The Rockfish team leveraged this information, coupled with fishermen’s GPS data, to reduce the search area from 338 square miles to just 2 square miles. While this was a huge reduction, technical sonar-imaging work remained. “It was an area that was difficult to search,” Hummel says.

That’s where technology, including their custom-built sonar, came into the picture.

sea floor sonar
While Pacific contained everything from horses and hides to opium and gold, experts say the wreckage might also contain some of the oldest remaining pairs of Levi Strauss & Co. jeans. This theory fits: Many passengers were gold miners returning to San Francisco, where Levi’s was founded in 1853. Courtesy Jeff Hummel

“We made our own transducers,” Hummel says, explaining that the team purchased off-the-shelf Simrad StructureScan transducers, chemically dissolved their potted encapsulating material, removed the piezoceramic elements and microprocessors, and then rebuilt them using “magic concrete” as the replacement encapsulating material. The result, he says, is transducers that can withstand far greater water-depth pressures than the originals.

The next step involved fitting these bespoke transducers into a towfish, which the team flew about 35 feet above the seafloor.

“We also developed our own robotics equipment,” Hummel says. This included two remotely operated vehicles—dubbed Falkor and Draco—that are equipped with Blueprint Subsea-built Oculus multibeam imaging sonars and that are capable of operating at depths down to 3,240 feet. “It’s kind of like having a radar on the robot,” Hummel says, adding that the ROVs were designed around these instruments. “We can find a beer bottle 100 feet away and drive the robot straight to it.”

The team also built a camera sled, which provides seafloor optics and collects artifacts via its rake.

The team leveraged ReefMaster software, plus SeaBlazer’s Garmin echo sounder, to create their own bathymetric charts. Critically, this software also allowed the team to create a points-of-interest database in real time as they scanned the bottom, so they could later revisit and evaluate.

This is how, after 12 search expeditions between 2017 and 2022, the Rockfish team identified their sunken needle in July 2022.

The first job was to comb the search area for points of interest using the towed sonar array. “It took a lot of convincing,” Hummel says of their first look at the wreck. “It wasn’t obvious at all.”

■ RECORDS SUPPLIED:
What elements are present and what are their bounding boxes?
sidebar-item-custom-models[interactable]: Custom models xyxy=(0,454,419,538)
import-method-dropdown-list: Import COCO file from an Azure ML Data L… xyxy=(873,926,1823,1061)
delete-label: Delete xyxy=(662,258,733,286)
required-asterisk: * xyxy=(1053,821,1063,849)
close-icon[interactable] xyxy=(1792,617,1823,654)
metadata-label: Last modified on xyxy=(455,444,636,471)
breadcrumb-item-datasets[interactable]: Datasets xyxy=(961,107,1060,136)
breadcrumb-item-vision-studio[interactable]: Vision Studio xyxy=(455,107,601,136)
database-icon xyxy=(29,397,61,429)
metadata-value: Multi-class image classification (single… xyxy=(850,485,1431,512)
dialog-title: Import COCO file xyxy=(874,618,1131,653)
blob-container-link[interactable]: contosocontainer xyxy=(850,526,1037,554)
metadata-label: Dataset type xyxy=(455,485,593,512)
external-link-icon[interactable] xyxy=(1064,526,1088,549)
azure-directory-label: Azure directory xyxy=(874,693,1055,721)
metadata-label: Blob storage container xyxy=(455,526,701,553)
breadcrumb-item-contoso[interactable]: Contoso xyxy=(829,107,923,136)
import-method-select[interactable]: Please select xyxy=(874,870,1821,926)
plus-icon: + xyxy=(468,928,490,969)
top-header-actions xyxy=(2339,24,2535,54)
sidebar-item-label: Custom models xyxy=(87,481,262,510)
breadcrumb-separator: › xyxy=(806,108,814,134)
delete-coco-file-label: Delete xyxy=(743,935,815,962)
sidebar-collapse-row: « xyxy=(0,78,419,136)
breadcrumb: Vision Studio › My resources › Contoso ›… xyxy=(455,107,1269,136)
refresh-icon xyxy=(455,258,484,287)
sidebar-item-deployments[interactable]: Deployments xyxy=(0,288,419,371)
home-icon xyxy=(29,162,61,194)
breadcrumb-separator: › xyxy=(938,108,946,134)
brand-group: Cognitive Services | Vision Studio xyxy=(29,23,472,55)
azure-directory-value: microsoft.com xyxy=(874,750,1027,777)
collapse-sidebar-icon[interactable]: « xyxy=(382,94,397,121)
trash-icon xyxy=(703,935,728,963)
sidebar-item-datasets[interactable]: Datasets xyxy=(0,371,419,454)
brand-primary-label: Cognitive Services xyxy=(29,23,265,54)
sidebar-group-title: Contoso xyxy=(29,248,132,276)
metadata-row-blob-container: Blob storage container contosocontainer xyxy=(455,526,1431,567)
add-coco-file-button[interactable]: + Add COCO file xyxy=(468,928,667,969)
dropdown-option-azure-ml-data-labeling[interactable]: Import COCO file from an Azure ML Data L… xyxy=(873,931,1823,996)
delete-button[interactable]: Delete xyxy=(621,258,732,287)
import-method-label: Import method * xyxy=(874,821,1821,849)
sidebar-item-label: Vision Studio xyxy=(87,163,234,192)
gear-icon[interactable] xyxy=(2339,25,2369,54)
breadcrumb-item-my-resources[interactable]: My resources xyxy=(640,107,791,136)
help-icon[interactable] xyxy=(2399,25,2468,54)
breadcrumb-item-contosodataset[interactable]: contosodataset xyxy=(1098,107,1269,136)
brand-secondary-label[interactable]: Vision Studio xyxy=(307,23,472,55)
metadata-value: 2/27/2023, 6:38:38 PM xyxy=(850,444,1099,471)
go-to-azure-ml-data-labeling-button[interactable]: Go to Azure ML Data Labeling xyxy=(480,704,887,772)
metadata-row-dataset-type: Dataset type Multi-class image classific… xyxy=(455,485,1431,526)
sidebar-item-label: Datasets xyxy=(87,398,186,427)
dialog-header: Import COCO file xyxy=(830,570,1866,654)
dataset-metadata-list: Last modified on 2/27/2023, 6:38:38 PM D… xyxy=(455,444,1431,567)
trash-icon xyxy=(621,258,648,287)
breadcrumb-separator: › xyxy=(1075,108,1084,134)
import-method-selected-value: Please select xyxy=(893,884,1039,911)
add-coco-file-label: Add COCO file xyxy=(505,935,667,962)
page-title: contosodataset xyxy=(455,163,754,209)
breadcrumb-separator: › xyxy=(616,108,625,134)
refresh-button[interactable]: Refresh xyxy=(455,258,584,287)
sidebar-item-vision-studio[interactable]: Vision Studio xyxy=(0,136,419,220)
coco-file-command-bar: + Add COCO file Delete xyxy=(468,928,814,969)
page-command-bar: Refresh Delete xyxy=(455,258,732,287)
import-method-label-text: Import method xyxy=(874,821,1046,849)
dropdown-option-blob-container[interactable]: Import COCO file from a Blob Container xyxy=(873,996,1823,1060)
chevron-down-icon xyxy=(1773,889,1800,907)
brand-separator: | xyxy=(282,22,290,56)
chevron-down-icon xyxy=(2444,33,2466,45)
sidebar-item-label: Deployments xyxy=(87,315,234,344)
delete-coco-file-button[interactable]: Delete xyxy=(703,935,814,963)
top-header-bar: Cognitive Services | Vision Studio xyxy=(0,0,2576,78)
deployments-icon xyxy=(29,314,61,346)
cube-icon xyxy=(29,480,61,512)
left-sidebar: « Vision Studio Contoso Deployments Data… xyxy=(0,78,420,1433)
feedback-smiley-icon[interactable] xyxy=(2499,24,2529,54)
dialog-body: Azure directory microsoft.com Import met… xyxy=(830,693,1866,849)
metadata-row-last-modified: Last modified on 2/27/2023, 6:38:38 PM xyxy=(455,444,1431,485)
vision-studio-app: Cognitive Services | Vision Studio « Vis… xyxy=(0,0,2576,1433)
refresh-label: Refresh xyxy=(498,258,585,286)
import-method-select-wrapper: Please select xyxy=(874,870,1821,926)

■ YOUR TASK:
Answer these questions from the shipwreck search text.
(a) To how many square miles did the Rockfish team reduce the search area?
(b) What were the two remotely operated vehicles called?
(c) How many search expeditions came before the team identified the wreck in July 2022?

■ OUTPUT OF THE EXERCISE:
(a) 2 square miles, down from 338.
(b) Falkor and Draco.
(c) 12, between 2017 and 2022.